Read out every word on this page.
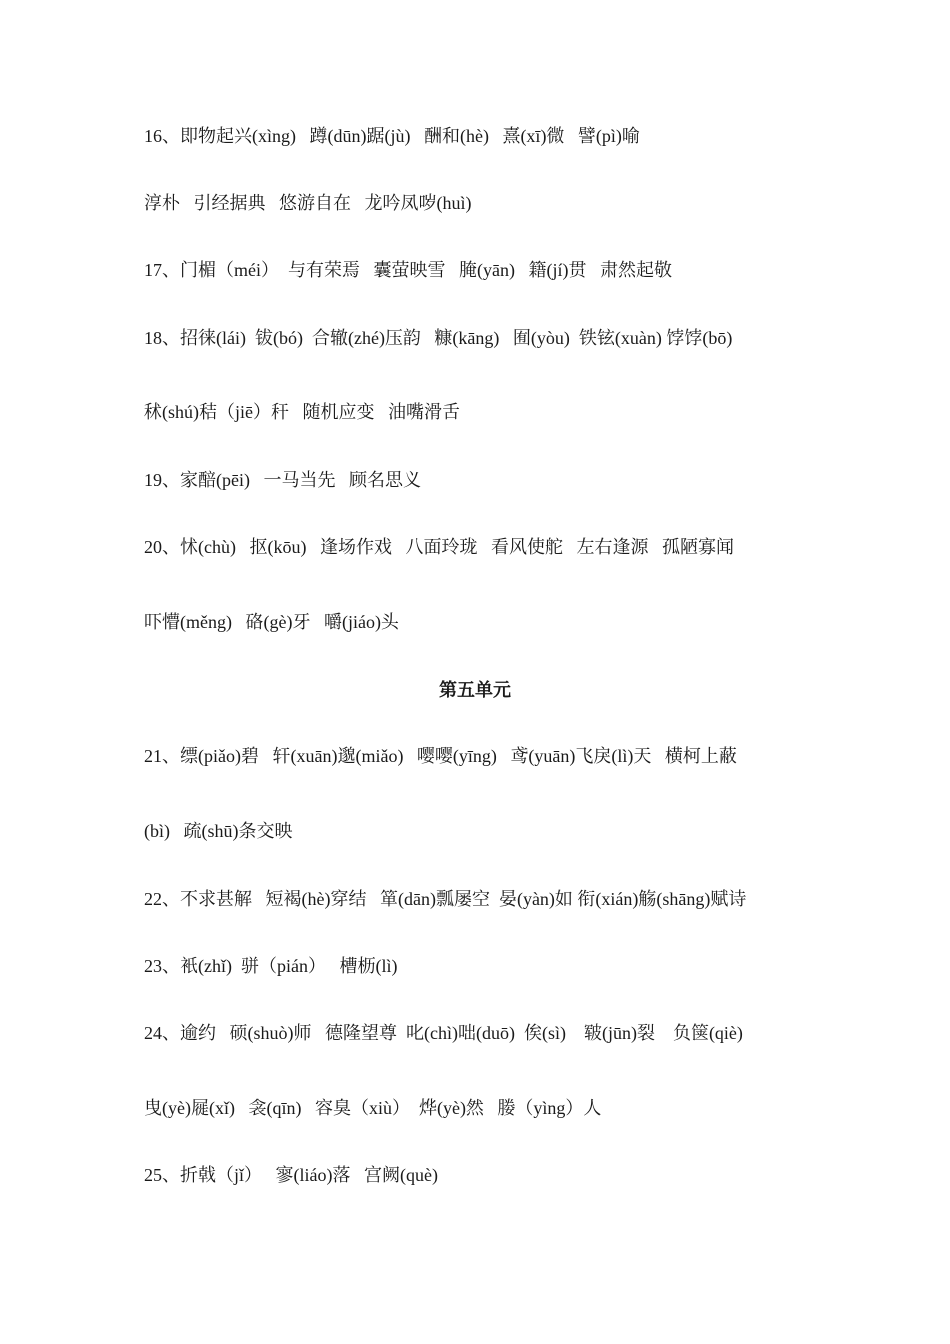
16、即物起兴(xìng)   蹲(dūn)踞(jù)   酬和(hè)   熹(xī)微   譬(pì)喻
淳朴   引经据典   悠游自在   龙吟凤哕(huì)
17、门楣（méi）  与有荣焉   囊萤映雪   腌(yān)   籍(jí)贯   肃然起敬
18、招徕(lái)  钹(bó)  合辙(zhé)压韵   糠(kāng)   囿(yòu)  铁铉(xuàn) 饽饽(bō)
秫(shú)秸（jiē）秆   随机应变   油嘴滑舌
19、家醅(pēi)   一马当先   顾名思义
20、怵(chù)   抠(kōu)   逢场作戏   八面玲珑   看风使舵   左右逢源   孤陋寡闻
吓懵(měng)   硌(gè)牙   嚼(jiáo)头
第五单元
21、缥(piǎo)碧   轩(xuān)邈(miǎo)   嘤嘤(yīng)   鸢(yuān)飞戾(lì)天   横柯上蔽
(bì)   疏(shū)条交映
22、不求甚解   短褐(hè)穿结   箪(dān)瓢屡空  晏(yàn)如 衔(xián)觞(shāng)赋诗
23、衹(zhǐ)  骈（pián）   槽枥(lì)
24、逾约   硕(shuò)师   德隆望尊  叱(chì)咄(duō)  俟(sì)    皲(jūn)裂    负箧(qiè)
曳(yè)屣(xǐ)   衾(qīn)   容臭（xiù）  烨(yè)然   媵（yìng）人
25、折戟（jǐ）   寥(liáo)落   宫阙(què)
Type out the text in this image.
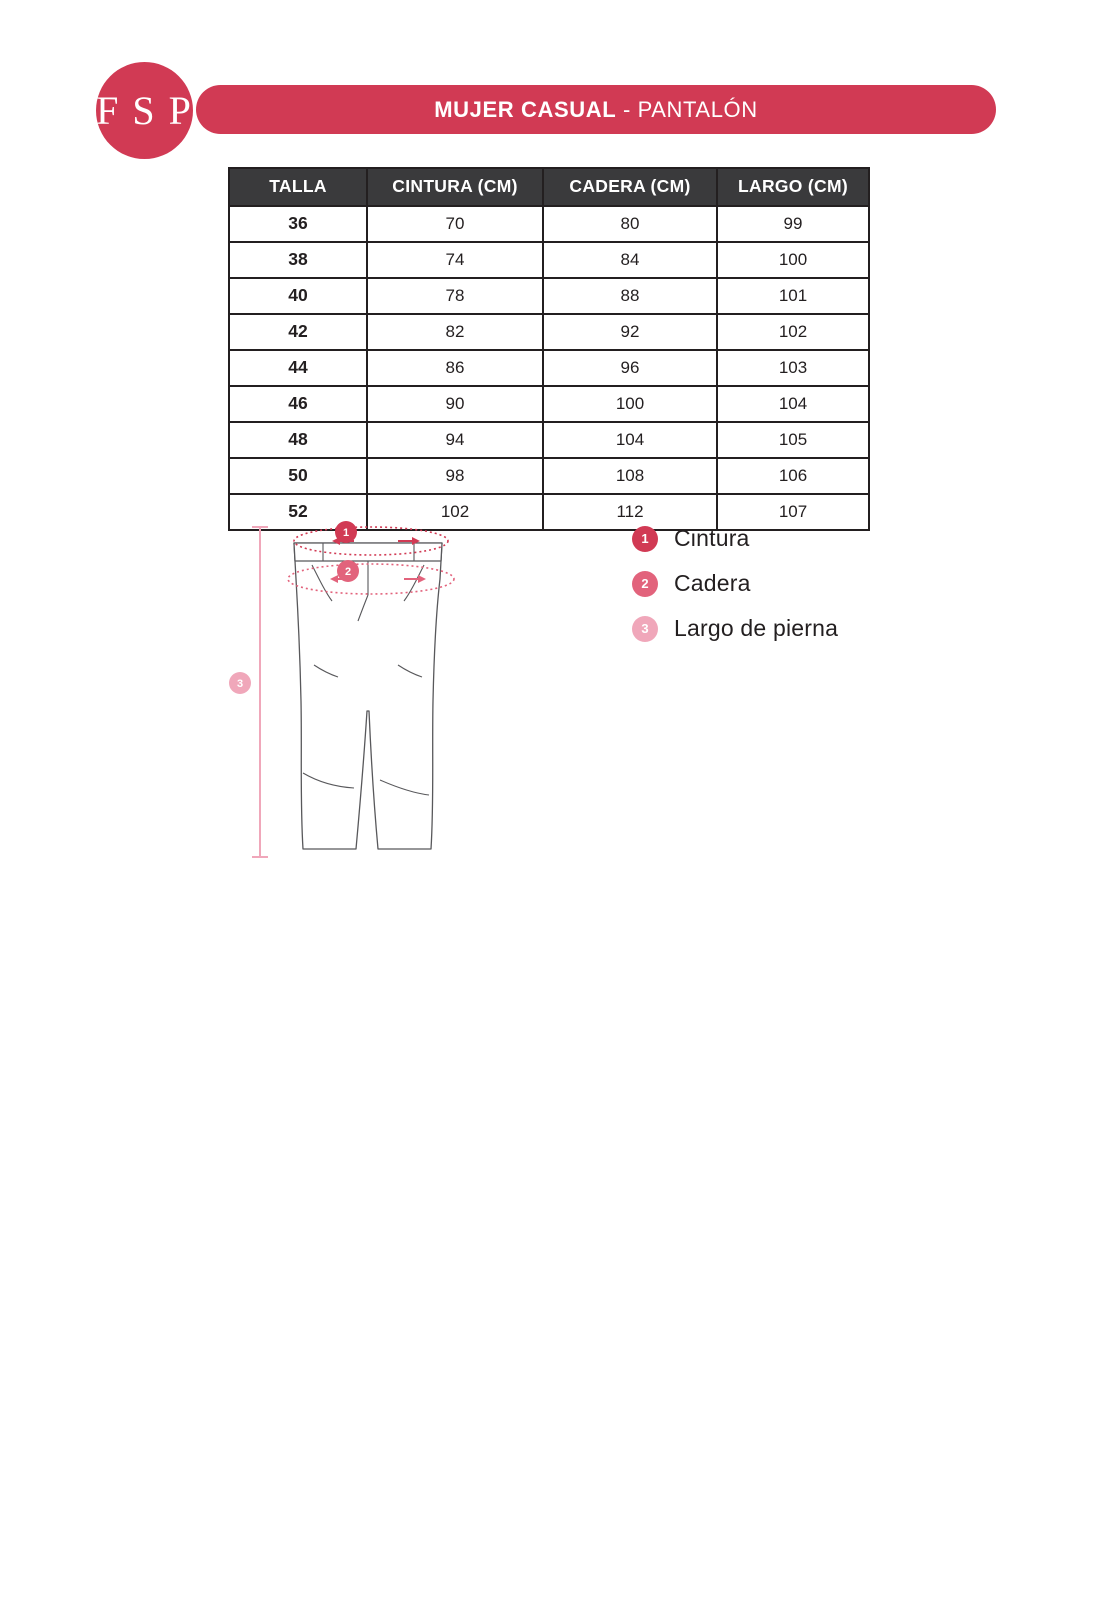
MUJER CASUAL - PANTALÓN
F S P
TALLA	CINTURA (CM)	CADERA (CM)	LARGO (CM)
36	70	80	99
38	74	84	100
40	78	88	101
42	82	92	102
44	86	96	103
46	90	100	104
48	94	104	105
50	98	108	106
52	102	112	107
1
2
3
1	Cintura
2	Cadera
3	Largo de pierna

+++++

**SHORT PROBLEM**
Copy the listing exactly. Any image in it stays out of the copy.

**RESULT OF THIS TASK**
Read out every word on this page.
16、即物起兴(xìng)   蹲(dūn)踞(jù)   酬和(hè)   熹(xī)微   譬(pì)喻
淳朴   引经据典   悠游自在   龙吟凤哕(huì)
17、门楣（méi）  与有荣焉   囊萤映雪   腌(yān)   籍(jí)贯   肃然起敬
18、招徕(lái)  钹(bó)  合辙(zhé)压韵   糠(kāng)   囿(yòu)  铁铉(xuàn) 饽饽(bō)
秫(shú)秸（jiē）秆   随机应变   油嘴滑舌
19、家醅(pēi)   一马当先   顾名思义
20、怵(chù)   抠(kōu)   逢场作戏   八面玲珑   看风使舵   左右逢源   孤陋寡闻
吓懵(měng)   硌(gè)牙   嚼(jiáo)头
第五单元
21、缥(piǎo)碧   轩(xuān)邈(miǎo)   嘤嘤(yīng)   鸢(yuān)飞戾(lì)天   横柯上蔽
(bì)   疏(shū)条交映
22、不求甚解   短褐(hè)穿结   箪(dān)瓢屡空  晏(yàn)如 衔(xián)觞(shāng)赋诗
23、衹(zhǐ)  骈（pián）   槽枥(lì)
24、逾约   硕(shuò)师   德隆望尊  叱(chì)咄(duō)  俟(sì)    皲(jūn)裂    负箧(qiè)
曳(yè)屣(xǐ)   衾(qīn)   容臭（xiù）  烨(yè)然   媵（yìng）人
25、折戟（jǐ）   寥(liáo)落   宫阙(què)
Type out the text in this image.
MUJER CASUAL - PANTALÓN
F S P
TALLA	CINTURA (CM)	CADERA (CM)	LARGO (CM)
36	70	80	99
38	74	84	100
40	78	88	101
42	82	92	102
44	86	96	103
46	90	100	104
48	94	104	105
50	98	108	106
52	102	112	107
1
2
3
1	Cintura
2	Cadera
3	Largo de pierna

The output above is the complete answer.